-- begin --
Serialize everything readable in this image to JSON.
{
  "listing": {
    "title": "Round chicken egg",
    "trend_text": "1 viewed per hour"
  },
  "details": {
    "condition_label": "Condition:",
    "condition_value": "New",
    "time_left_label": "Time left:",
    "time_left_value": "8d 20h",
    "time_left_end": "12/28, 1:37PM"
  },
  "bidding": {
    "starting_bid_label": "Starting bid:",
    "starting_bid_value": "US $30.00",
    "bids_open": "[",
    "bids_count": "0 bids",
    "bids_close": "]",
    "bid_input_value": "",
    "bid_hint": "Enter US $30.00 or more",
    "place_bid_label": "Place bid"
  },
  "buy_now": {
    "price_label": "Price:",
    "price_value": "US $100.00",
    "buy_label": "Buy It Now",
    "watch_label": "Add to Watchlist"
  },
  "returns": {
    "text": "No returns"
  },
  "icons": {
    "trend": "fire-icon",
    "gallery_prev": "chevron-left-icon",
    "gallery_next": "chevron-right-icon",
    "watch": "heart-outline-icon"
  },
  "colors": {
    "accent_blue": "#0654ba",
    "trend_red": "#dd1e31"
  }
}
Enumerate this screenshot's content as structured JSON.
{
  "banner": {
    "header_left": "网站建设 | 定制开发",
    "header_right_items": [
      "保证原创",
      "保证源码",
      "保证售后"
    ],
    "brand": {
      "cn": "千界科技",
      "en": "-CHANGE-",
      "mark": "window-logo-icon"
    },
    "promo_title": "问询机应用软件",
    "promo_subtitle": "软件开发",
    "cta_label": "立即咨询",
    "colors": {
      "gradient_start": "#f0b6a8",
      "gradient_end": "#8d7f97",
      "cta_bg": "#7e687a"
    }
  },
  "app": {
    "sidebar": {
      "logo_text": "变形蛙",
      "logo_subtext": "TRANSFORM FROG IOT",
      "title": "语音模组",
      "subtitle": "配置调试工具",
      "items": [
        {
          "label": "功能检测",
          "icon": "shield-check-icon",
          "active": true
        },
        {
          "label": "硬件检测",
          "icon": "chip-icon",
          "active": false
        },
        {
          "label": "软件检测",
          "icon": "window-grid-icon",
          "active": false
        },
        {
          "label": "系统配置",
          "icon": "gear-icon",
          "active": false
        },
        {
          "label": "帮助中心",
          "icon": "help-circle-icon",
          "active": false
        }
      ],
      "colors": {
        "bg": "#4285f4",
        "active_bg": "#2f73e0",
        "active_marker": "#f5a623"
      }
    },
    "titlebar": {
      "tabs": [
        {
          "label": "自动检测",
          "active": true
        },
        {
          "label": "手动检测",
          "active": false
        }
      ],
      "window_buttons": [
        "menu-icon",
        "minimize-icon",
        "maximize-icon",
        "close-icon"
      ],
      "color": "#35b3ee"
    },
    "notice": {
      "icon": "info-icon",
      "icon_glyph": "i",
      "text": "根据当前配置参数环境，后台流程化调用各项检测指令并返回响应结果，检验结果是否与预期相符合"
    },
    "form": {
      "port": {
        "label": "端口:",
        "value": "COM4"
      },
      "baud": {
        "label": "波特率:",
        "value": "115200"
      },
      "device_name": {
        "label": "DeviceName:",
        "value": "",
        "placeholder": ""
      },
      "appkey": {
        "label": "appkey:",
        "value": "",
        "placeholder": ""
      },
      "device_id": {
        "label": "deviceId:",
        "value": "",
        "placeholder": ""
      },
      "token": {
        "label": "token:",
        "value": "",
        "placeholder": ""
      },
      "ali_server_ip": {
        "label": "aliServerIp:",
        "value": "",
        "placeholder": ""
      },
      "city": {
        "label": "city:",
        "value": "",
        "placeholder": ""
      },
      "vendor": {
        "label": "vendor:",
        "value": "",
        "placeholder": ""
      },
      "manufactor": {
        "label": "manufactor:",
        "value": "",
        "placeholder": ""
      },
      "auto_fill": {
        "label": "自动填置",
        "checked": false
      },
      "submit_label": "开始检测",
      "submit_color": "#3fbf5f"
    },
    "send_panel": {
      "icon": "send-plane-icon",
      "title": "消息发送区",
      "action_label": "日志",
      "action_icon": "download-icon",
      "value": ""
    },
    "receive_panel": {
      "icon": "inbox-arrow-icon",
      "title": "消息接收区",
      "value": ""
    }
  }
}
-- end --
Task ::
Reproduce every line of the data verbatim.

Solved exercise ::
Serialize everything readable in this image to JSON.
{
  "listing": {
    "title": "Round chicken egg",
    "trend_text": "1 viewed per hour"
  },
  "details": {
    "condition_label": "Condition:",
    "condition_value": "New",
    "time_left_label": "Time left:",
    "time_left_value": "8d 20h",
    "time_left_end": "12/28, 1:37PM"
  },
  "bidding": {
    "starting_bid_label": "Starting bid:",
    "starting_bid_value": "US $30.00",
    "bids_open": "[",
    "bids_count": "0 bids",
    "bids_close": "]",
    "bid_input_value": "",
    "bid_hint": "Enter US $30.00 or more",
    "place_bid_label": "Place bid"
  },
  "buy_now": {
    "price_label": "Price:",
    "price_value": "US $100.00",
    "buy_label": "Buy It Now",
    "watch_label": "Add to Watchlist"
  },
  "returns": {
    "text": "No returns"
  },
  "icons": {
    "trend": "fire-icon",
    "gallery_prev": "chevron-left-icon",
    "gallery_next": "chevron-right-icon",
    "watch": "heart-outline-icon"
  },
  "colors": {
    "accent_blue": "#0654ba",
    "trend_red": "#dd1e31"
  }
}
Enumerate this screenshot's content as structured JSON.
{
  "banner": {
    "header_left": "网站建设 | 定制开发",
    "header_right_items": [
      "保证原创",
      "保证源码",
      "保证售后"
    ],
    "brand": {
      "cn": "千界科技",
      "en": "-CHANGE-",
      "mark": "window-logo-icon"
    },
    "promo_title": "问询机应用软件",
    "promo_subtitle": "软件开发",
    "cta_label": "立即咨询",
    "colors": {
      "gradient_start": "#f0b6a8",
      "gradient_end": "#8d7f97",
      "cta_bg": "#7e687a"
    }
  },
  "app": {
    "sidebar": {
      "logo_text": "变形蛙",
      "logo_subtext": "TRANSFORM FROG IOT",
      "title": "语音模组",
      "subtitle": "配置调试工具",
      "items": [
        {
          "label": "功能检测",
          "icon": "shield-check-icon",
          "active": true
        },
        {
          "label": "硬件检测",
          "icon": "chip-icon",
          "active": false
        },
        {
          "label": "软件检测",
          "icon": "window-grid-icon",
          "active": false
        },
        {
          "label": "系统配置",
          "icon": "gear-icon",
          "active": false
        },
        {
          "label": "帮助中心",
          "icon": "help-circle-icon",
          "active": false
        }
      ],
      "colors": {
        "bg": "#4285f4",
        "active_bg": "#2f73e0",
        "active_marker": "#f5a623"
      }
    },
    "titlebar": {
      "tabs": [
        {
          "label": "自动检测",
          "active": true
        },
        {
          "label": "手动检测",
          "active": false
        }
      ],
      "window_buttons": [
        "menu-icon",
        "minimize-icon",
        "maximize-icon",
        "close-icon"
      ],
      "color": "#35b3ee"
    },
    "notice": {
      "icon": "info-icon",
      "icon_glyph": "i",
      "text": "根据当前配置参数环境，后台流程化调用各项检测指令并返回响应结果，检验结果是否与预期相符合"
    },
    "form": {
      "port": {
        "label": "端口:",
        "value": "COM4"
      },
      "baud": {
        "label": "波特率:",
        "value": "115200"
      },
      "device_name": {
        "label": "DeviceName:",
        "value": "",
        "placeholder": ""
      },
      "appkey": {
        "label": "appkey:",
        "value": "",
        "placeholder": ""
      },
      "device_id": {
        "label": "deviceId:",
        "value": "",
        "placeholder": ""
      },
      "token": {
        "label": "token:",
        "value": "",
        "placeholder": ""
      },
      "ali_server_ip": {
        "label": "aliServerIp:",
        "value": "",
        "placeholder": ""
      },
      "city": {
        "label": "city:",
        "value": "",
        "placeholder": ""
      },
      "vendor": {
        "label": "vendor:",
        "value": "",
        "placeholder": ""
      },
      "manufactor": {
        "label": "manufactor:",
        "value": "",
        "placeholder": ""
      },
      "auto_fill": {
        "label": "自动填置",
        "checked": false
      },
      "submit_label": "开始检测",
      "submit_color": "#3fbf5f"
    },
    "send_panel": {
      "icon": "send-plane-icon",
      "title": "消息发送区",
      "action_label": "日志",
      "action_icon": "download-icon",
      "value": ""
    },
    "receive_panel": {
      "icon": "inbox-arrow-icon",
      "title": "消息接收区",
      "value": ""
    }
  }
}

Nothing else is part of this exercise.